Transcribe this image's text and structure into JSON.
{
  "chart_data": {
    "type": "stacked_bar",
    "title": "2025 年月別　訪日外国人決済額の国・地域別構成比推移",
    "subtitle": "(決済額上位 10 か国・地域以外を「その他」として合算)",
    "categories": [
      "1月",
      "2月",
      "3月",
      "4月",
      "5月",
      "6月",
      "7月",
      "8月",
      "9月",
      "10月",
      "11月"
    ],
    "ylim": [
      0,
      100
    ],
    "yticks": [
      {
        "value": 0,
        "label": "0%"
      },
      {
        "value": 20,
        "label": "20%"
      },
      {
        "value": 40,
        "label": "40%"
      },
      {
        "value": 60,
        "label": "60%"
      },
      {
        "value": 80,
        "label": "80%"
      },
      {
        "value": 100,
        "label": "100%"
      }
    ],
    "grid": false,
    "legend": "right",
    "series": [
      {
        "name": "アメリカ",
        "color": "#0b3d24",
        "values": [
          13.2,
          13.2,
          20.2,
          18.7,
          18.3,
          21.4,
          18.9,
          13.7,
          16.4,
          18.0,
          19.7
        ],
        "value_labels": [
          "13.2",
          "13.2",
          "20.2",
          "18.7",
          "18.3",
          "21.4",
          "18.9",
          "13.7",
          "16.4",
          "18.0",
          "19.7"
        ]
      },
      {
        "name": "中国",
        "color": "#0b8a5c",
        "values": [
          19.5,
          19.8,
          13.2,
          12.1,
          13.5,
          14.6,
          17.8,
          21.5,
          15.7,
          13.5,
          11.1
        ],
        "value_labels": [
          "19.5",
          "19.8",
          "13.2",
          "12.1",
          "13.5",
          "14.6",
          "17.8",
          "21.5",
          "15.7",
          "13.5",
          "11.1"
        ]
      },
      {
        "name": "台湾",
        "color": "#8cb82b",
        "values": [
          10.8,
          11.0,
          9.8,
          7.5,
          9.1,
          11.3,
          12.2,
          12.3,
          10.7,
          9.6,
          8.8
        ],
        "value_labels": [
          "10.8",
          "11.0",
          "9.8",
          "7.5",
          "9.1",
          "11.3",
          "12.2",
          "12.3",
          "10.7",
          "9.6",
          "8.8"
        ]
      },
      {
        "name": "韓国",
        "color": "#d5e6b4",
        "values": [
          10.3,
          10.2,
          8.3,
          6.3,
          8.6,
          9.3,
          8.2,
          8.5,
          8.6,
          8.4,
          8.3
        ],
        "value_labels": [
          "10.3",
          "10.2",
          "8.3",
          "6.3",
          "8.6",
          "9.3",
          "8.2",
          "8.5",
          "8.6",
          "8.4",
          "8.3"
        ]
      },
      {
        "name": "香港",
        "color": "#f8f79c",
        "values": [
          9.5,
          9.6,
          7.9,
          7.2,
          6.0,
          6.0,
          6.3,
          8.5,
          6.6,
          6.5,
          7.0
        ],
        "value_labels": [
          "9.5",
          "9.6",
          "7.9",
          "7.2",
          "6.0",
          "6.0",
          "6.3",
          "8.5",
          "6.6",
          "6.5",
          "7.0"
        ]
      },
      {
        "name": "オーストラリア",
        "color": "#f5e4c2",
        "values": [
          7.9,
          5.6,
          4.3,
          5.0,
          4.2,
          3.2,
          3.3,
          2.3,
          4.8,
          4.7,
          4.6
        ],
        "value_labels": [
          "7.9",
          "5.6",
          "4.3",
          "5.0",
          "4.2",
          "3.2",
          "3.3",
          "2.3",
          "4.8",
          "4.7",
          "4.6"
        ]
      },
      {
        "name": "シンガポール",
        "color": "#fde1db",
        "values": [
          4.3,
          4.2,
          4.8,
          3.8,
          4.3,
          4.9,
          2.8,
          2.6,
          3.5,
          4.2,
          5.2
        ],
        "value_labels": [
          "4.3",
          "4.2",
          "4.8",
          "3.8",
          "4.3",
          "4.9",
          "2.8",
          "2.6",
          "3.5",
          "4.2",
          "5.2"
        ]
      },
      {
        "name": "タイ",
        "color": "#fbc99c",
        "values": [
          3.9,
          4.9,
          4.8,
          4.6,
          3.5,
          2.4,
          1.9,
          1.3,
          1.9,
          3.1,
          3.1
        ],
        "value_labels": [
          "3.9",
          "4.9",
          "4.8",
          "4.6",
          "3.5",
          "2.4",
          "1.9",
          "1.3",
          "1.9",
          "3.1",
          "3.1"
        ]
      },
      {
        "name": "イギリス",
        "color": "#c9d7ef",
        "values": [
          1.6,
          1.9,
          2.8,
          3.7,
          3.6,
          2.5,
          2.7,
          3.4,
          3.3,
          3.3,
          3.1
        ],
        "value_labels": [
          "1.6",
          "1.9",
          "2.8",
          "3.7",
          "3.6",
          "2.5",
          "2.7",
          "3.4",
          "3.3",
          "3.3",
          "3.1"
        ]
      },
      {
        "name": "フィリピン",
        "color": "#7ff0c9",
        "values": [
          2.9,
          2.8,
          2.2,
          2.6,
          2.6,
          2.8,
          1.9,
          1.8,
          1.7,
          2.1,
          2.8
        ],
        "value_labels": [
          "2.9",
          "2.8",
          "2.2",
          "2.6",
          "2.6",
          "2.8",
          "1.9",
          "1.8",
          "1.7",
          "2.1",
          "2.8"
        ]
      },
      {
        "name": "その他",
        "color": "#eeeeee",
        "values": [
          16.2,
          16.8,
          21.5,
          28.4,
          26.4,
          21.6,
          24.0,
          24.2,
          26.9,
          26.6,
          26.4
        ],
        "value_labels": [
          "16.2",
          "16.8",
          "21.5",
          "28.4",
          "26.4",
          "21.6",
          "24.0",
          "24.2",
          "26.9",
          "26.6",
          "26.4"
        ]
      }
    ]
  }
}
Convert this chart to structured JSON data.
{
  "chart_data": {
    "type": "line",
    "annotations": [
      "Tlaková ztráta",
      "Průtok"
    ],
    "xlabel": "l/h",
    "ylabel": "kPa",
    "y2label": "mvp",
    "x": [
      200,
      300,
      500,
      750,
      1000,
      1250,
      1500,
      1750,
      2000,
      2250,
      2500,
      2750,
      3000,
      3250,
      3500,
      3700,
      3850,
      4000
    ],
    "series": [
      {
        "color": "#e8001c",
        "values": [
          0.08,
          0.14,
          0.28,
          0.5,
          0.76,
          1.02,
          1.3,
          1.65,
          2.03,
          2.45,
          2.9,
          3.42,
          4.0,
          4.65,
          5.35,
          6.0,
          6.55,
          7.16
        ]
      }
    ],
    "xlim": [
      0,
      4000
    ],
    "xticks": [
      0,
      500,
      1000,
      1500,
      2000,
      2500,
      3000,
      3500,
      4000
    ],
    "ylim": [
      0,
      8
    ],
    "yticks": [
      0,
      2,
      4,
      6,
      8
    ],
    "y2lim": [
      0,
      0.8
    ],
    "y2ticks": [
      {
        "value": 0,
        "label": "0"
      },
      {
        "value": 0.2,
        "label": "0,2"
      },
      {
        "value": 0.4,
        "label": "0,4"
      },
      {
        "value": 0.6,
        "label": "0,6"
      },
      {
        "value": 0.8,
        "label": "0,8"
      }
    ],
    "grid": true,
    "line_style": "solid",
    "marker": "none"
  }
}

• • • •

Each record must be repeated exactly as it is.

* **SOLVED PROBLEM**:
Transcribe this image's text and structure into JSON.
{
  "chart_data": {
    "type": "stacked_bar",
    "title": "2025 年月別　訪日外国人決済額の国・地域別構成比推移",
    "subtitle": "(決済額上位 10 か国・地域以外を「その他」として合算)",
    "categories": [
      "1月",
      "2月",
      "3月",
      "4月",
      "5月",
      "6月",
      "7月",
      "8月",
      "9月",
      "10月",
      "11月"
    ],
    "ylim": [
      0,
      100
    ],
    "yticks": [
      {
        "value": 0,
        "label": "0%"
      },
      {
        "value": 20,
        "label": "20%"
      },
      {
        "value": 40,
        "label": "40%"
      },
      {
        "value": 60,
        "label": "60%"
      },
      {
        "value": 80,
        "label": "80%"
      },
      {
        "value": 100,
        "label": "100%"
      }
    ],
    "grid": false,
    "legend": "right",
    "series": [
      {
        "name": "アメリカ",
        "color": "#0b3d24",
        "values": [
          13.2,
          13.2,
          20.2,
          18.7,
          18.3,
          21.4,
          18.9,
          13.7,
          16.4,
          18.0,
          19.7
        ],
        "value_labels": [
          "13.2",
          "13.2",
          "20.2",
          "18.7",
          "18.3",
          "21.4",
          "18.9",
          "13.7",
          "16.4",
          "18.0",
          "19.7"
        ]
      },
      {
        "name": "中国",
        "color": "#0b8a5c",
        "values": [
          19.5,
          19.8,
          13.2,
          12.1,
          13.5,
          14.6,
          17.8,
          21.5,
          15.7,
          13.5,
          11.1
        ],
        "value_labels": [
          "19.5",
          "19.8",
          "13.2",
          "12.1",
          "13.5",
          "14.6",
          "17.8",
          "21.5",
          "15.7",
          "13.5",
          "11.1"
        ]
      },
      {
        "name": "台湾",
        "color": "#8cb82b",
        "values": [
          10.8,
          11.0,
          9.8,
          7.5,
          9.1,
          11.3,
          12.2,
          12.3,
          10.7,
          9.6,
          8.8
        ],
        "value_labels": [
          "10.8",
          "11.0",
          "9.8",
          "7.5",
          "9.1",
          "11.3",
          "12.2",
          "12.3",
          "10.7",
          "9.6",
          "8.8"
        ]
      },
      {
        "name": "韓国",
        "color": "#d5e6b4",
        "values": [
          10.3,
          10.2,
          8.3,
          6.3,
          8.6,
          9.3,
          8.2,
          8.5,
          8.6,
          8.4,
          8.3
        ],
        "value_labels": [
          "10.3",
          "10.2",
          "8.3",
          "6.3",
          "8.6",
          "9.3",
          "8.2",
          "8.5",
          "8.6",
          "8.4",
          "8.3"
        ]
      },
      {
        "name": "香港",
        "color": "#f8f79c",
        "values": [
          9.5,
          9.6,
          7.9,
          7.2,
          6.0,
          6.0,
          6.3,
          8.5,
          6.6,
          6.5,
          7.0
        ],
        "value_labels": [
          "9.5",
          "9.6",
          "7.9",
          "7.2",
          "6.0",
          "6.0",
          "6.3",
          "8.5",
          "6.6",
          "6.5",
          "7.0"
        ]
      },
      {
        "name": "オーストラリア",
        "color": "#f5e4c2",
        "values": [
          7.9,
          5.6,
          4.3,
          5.0,
          4.2,
          3.2,
          3.3,
          2.3,
          4.8,
          4.7,
          4.6
        ],
        "value_labels": [
          "7.9",
          "5.6",
          "4.3",
          "5.0",
          "4.2",
          "3.2",
          "3.3",
          "2.3",
          "4.8",
          "4.7",
          "4.6"
        ]
      },
      {
        "name": "シンガポール",
        "color": "#fde1db",
        "values": [
          4.3,
          4.2,
          4.8,
          3.8,
          4.3,
          4.9,
          2.8,
          2.6,
          3.5,
          4.2,
          5.2
        ],
        "value_labels": [
          "4.3",
          "4.2",
          "4.8",
          "3.8",
          "4.3",
          "4.9",
          "2.8",
          "2.6",
          "3.5",
          "4.2",
          "5.2"
        ]
      },
      {
        "name": "タイ",
        "color": "#fbc99c",
        "values": [
          3.9,
          4.9,
          4.8,
          4.6,
          3.5,
          2.4,
          1.9,
          1.3,
          1.9,
          3.1,
          3.1
        ],
        "value_labels": [
          "3.9",
          "4.9",
          "4.8",
          "4.6",
          "3.5",
          "2.4",
          "1.9",
          "1.3",
          "1.9",
          "3.1",
          "3.1"
        ]
      },
      {
        "name": "イギリス",
        "color": "#c9d7ef",
        "values": [
          1.6,
          1.9,
          2.8,
          3.7,
          3.6,
          2.5,
          2.7,
          3.4,
          3.3,
          3.3,
          3.1
        ],
        "value_labels": [
          "1.6",
          "1.9",
          "2.8",
          "3.7",
          "3.6",
          "2.5",
          "2.7",
          "3.4",
          "3.3",
          "3.3",
          "3.1"
        ]
      },
      {
        "name": "フィリピン",
        "color": "#7ff0c9",
        "values": [
          2.9,
          2.8,
          2.2,
          2.6,
          2.6,
          2.8,
          1.9,
          1.8,
          1.7,
          2.1,
          2.8
        ],
        "value_labels": [
          "2.9",
          "2.8",
          "2.2",
          "2.6",
          "2.6",
          "2.8",
          "1.9",
          "1.8",
          "1.7",
          "2.1",
          "2.8"
        ]
      },
      {
        "name": "その他",
        "color": "#eeeeee",
        "values": [
          16.2,
          16.8,
          21.5,
          28.4,
          26.4,
          21.6,
          24.0,
          24.2,
          26.9,
          26.6,
          26.4
        ],
        "value_labels": [
          "16.2",
          "16.8",
          "21.5",
          "28.4",
          "26.4",
          "21.6",
          "24.0",
          "24.2",
          "26.9",
          "26.6",
          "26.4"
        ]
      }
    ]
  }
}
Convert this chart to structured JSON data.
{
  "chart_data": {
    "type": "line",
    "annotations": [
      "Tlaková ztráta",
      "Průtok"
    ],
    "xlabel": "l/h",
    "ylabel": "kPa",
    "y2label": "mvp",
    "x": [
      200,
      300,
      500,
      750,
      1000,
      1250,
      1500,
      1750,
      2000,
      2250,
      2500,
      2750,
      3000,
      3250,
      3500,
      3700,
      3850,
      4000
    ],
    "series": [
      {
        "color": "#e8001c",
        "values": [
          0.08,
          0.14,
          0.28,
          0.5,
          0.76,
          1.02,
          1.3,
          1.65,
          2.03,
          2.45,
          2.9,
          3.42,
          4.0,
          4.65,
          5.35,
          6.0,
          6.55,
          7.16
        ]
      }
    ],
    "xlim": [
      0,
      4000
    ],
    "xticks": [
      0,
      500,
      1000,
      1500,
      2000,
      2500,
      3000,
      3500,
      4000
    ],
    "ylim": [
      0,
      8
    ],
    "yticks": [
      0,
      2,
      4,
      6,
      8
    ],
    "y2lim": [
      0,
      0.8
    ],
    "y2ticks": [
      {
        "value": 0,
        "label": "0"
      },
      {
        "value": 0.2,
        "label": "0,2"
      },
      {
        "value": 0.4,
        "label": "0,4"
      },
      {
        "value": 0.6,
        "label": "0,6"
      },
      {
        "value": 0.8,
        "label": "0,8"
      }
    ],
    "grid": true,
    "line_style": "solid",
    "marker": "none"
  }
}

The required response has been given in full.